Can you transcribe the material word for word, starting at its first line and stopping after the line that contains "terminal-item[interactable]: ⊡ C/C++: g++.exe..."?

------ RECORDS FOR PROCESSING

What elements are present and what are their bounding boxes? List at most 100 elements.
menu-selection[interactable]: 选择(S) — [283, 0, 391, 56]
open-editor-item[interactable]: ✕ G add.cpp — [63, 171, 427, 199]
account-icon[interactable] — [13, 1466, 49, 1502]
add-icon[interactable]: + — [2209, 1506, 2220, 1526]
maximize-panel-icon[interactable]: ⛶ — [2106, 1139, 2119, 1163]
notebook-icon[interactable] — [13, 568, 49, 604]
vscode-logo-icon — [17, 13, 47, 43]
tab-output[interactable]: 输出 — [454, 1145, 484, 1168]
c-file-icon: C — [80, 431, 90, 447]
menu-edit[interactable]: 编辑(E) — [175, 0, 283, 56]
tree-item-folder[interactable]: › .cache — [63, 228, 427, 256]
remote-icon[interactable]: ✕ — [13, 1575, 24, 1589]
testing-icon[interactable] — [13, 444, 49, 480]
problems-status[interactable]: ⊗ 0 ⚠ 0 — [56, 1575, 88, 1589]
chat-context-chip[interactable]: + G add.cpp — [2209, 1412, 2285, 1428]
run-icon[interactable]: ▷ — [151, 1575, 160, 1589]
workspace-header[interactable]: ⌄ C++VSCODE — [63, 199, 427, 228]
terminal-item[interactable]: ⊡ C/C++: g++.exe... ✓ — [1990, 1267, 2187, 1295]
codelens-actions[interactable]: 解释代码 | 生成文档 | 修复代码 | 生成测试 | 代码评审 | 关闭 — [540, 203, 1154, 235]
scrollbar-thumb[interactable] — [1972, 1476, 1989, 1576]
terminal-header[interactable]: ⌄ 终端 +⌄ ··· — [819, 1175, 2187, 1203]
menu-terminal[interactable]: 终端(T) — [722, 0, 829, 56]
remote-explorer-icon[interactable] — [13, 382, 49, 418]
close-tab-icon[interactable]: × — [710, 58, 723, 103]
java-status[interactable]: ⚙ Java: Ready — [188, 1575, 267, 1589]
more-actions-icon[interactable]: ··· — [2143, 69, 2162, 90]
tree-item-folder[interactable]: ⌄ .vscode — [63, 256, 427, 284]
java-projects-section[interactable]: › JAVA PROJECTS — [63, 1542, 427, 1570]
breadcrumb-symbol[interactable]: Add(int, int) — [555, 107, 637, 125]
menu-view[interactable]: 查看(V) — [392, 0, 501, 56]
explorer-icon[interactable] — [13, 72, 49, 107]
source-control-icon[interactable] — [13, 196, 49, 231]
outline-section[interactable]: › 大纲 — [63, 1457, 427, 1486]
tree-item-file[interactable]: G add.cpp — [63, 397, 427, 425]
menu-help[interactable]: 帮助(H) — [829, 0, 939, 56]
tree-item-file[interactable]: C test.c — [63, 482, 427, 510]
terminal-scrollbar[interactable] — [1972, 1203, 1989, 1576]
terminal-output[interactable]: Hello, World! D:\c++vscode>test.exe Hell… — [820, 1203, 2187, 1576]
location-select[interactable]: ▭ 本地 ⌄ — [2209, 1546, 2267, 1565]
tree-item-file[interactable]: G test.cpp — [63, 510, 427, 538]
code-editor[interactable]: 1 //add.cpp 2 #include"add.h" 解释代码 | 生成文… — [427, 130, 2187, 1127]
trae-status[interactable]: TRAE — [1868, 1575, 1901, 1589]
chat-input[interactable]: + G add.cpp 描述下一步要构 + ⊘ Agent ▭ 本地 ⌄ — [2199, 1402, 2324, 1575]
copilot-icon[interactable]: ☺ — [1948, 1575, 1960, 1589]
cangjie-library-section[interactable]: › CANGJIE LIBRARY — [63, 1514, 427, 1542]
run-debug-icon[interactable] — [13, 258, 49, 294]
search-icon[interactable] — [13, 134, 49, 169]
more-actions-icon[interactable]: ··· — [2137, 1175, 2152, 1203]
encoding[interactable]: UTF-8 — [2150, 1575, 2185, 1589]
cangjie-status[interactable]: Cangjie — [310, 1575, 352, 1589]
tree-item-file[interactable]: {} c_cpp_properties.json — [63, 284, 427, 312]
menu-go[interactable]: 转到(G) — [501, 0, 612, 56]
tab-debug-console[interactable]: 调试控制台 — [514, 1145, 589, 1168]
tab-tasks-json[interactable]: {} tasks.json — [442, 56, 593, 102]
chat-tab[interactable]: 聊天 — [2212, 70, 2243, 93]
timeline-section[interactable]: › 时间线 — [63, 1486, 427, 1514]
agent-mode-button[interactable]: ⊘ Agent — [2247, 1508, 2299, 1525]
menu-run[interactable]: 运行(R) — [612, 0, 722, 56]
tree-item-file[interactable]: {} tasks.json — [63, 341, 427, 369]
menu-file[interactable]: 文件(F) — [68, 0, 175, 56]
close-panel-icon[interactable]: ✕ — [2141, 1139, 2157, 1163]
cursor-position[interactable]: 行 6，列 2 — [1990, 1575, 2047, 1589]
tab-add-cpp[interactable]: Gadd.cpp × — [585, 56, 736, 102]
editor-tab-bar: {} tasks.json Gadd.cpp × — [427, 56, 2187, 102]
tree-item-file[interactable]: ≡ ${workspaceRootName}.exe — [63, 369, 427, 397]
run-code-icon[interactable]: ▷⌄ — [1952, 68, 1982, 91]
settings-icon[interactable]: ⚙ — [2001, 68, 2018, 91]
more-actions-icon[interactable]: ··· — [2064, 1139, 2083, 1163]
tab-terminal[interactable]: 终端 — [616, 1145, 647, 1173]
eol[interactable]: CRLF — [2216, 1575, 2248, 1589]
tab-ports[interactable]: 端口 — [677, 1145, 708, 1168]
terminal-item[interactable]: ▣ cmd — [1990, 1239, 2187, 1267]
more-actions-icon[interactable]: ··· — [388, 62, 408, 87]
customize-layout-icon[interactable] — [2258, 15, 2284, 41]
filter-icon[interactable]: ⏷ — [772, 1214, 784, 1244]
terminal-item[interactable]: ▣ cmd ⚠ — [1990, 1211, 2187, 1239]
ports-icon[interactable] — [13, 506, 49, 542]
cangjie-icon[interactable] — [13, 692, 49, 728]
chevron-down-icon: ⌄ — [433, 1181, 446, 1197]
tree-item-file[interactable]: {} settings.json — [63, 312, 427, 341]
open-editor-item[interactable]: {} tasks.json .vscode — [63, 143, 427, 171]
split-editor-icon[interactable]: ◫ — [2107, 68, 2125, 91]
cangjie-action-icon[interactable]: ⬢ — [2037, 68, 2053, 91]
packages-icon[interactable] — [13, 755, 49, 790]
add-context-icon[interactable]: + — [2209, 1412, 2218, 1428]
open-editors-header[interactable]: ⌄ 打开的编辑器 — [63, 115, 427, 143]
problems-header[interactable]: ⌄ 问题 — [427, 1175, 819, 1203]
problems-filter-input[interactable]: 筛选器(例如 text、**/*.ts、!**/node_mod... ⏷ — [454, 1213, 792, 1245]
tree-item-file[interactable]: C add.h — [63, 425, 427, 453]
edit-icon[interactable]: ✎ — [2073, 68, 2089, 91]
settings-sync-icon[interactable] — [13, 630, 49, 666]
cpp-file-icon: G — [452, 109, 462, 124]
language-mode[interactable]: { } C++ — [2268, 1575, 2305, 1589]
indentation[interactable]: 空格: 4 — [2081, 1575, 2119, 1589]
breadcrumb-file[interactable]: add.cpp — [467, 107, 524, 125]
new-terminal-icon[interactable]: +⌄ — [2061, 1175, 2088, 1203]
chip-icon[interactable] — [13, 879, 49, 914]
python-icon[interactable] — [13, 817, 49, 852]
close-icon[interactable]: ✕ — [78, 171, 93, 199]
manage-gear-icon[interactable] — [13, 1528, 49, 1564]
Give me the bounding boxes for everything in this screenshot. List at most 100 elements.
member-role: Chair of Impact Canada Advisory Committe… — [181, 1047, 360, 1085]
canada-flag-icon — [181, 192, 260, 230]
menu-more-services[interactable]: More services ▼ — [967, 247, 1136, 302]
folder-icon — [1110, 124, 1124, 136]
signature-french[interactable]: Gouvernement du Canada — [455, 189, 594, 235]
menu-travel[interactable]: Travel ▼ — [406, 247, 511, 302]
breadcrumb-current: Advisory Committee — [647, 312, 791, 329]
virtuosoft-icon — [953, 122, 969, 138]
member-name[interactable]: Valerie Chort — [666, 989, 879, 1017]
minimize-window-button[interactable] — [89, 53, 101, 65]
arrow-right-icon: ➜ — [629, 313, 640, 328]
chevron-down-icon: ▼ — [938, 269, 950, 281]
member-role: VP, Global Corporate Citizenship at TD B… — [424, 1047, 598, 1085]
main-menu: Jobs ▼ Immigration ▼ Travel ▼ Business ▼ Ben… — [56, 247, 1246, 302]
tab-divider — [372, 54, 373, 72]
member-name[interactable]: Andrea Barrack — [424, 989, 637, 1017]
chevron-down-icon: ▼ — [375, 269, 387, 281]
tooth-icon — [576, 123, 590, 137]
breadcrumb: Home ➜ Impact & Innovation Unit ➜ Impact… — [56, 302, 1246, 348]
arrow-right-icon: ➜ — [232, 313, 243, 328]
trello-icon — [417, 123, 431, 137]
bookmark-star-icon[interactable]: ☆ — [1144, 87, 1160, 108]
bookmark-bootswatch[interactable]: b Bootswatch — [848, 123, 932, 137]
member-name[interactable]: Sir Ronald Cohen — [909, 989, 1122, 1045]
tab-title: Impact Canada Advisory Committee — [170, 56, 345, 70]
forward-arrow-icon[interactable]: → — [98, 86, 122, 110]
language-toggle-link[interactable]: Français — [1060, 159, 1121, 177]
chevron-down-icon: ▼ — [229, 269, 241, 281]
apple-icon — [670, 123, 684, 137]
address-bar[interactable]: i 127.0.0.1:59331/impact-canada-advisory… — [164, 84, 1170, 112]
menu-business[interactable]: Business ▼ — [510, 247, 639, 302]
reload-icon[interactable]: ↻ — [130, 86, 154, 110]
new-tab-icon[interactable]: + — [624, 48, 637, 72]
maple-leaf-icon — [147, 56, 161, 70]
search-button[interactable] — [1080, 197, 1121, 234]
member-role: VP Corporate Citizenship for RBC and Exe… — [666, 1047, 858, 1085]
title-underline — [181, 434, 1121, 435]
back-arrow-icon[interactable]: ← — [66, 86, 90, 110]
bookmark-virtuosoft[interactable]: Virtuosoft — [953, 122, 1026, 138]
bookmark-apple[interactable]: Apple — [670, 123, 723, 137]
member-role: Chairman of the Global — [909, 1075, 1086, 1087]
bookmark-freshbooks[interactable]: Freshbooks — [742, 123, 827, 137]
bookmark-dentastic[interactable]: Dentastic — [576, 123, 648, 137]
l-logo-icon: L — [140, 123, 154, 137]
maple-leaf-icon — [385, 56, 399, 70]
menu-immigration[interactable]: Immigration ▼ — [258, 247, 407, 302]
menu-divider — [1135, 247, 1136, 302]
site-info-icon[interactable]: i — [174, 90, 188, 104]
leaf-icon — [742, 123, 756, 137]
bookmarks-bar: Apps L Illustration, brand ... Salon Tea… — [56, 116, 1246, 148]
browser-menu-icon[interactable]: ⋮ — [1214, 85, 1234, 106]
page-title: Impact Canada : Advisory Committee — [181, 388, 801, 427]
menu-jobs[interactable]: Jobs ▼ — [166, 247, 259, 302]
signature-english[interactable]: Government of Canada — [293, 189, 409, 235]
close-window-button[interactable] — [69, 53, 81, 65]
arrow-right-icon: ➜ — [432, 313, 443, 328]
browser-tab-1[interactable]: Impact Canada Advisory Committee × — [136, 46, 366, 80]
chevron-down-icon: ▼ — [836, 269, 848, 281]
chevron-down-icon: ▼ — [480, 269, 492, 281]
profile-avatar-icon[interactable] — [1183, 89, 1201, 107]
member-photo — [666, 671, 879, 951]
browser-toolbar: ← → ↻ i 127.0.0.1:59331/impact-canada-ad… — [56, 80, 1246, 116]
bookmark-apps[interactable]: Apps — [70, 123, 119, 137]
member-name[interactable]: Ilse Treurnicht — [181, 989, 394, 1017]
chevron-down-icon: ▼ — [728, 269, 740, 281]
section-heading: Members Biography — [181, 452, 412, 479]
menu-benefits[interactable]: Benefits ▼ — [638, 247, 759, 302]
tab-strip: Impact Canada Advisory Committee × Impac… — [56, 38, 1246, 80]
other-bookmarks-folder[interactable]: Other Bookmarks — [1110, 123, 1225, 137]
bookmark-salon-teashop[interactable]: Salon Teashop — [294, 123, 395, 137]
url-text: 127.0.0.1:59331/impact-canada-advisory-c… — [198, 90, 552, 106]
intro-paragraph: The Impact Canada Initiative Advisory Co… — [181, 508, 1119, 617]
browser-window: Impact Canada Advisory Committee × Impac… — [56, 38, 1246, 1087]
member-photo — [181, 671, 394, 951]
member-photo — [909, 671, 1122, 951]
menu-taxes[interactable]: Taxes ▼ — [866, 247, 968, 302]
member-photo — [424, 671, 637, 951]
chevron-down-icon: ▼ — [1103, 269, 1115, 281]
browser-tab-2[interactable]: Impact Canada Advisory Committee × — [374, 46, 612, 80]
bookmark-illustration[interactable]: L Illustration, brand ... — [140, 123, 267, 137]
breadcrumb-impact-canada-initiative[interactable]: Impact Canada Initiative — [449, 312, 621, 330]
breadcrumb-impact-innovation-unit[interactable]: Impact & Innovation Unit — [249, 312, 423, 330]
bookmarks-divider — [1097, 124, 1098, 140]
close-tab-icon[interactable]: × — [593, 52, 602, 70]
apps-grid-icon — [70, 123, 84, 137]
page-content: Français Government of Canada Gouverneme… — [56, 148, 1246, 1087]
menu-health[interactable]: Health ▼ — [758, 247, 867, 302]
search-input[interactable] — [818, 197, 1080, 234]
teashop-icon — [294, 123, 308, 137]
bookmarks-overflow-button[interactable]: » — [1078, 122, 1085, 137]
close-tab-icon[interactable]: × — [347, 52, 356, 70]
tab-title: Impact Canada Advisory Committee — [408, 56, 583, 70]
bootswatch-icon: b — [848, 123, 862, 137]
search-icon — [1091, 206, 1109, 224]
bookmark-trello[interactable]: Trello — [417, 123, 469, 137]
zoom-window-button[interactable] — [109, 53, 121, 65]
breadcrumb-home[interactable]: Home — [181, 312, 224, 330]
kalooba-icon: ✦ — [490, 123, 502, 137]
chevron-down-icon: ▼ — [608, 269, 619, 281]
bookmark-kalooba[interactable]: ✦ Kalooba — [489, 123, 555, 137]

------------

CORRECT OUTPUT:
What elements are present and what are their bounding boxes? List at most 100 elements.
menu-selection[interactable]: 选择(S) — [283, 0, 391, 56]
open-editor-item[interactable]: ✕ G add.cpp — [63, 171, 427, 199]
account-icon[interactable] — [13, 1466, 49, 1502]
add-icon[interactable]: + — [2209, 1506, 2220, 1526]
maximize-panel-icon[interactable]: ⛶ — [2106, 1139, 2119, 1163]
notebook-icon[interactable] — [13, 568, 49, 604]
vscode-logo-icon — [17, 13, 47, 43]
tab-output[interactable]: 输出 — [454, 1145, 484, 1168]
c-file-icon: C — [80, 431, 90, 447]
menu-edit[interactable]: 编辑(E) — [175, 0, 283, 56]
tree-item-folder[interactable]: › .cache — [63, 228, 427, 256]
remote-icon[interactable]: ✕ — [13, 1575, 24, 1589]
testing-icon[interactable] — [13, 444, 49, 480]
problems-status[interactable]: ⊗ 0 ⚠ 0 — [56, 1575, 88, 1589]
chat-context-chip[interactable]: + G add.cpp — [2209, 1412, 2285, 1428]
run-icon[interactable]: ▷ — [151, 1575, 160, 1589]
workspace-header[interactable]: ⌄ C++VSCODE — [63, 199, 427, 228]
terminal-item[interactable]: ⊡ C/C++: g++.exe... ✓ — [1990, 1267, 2187, 1295]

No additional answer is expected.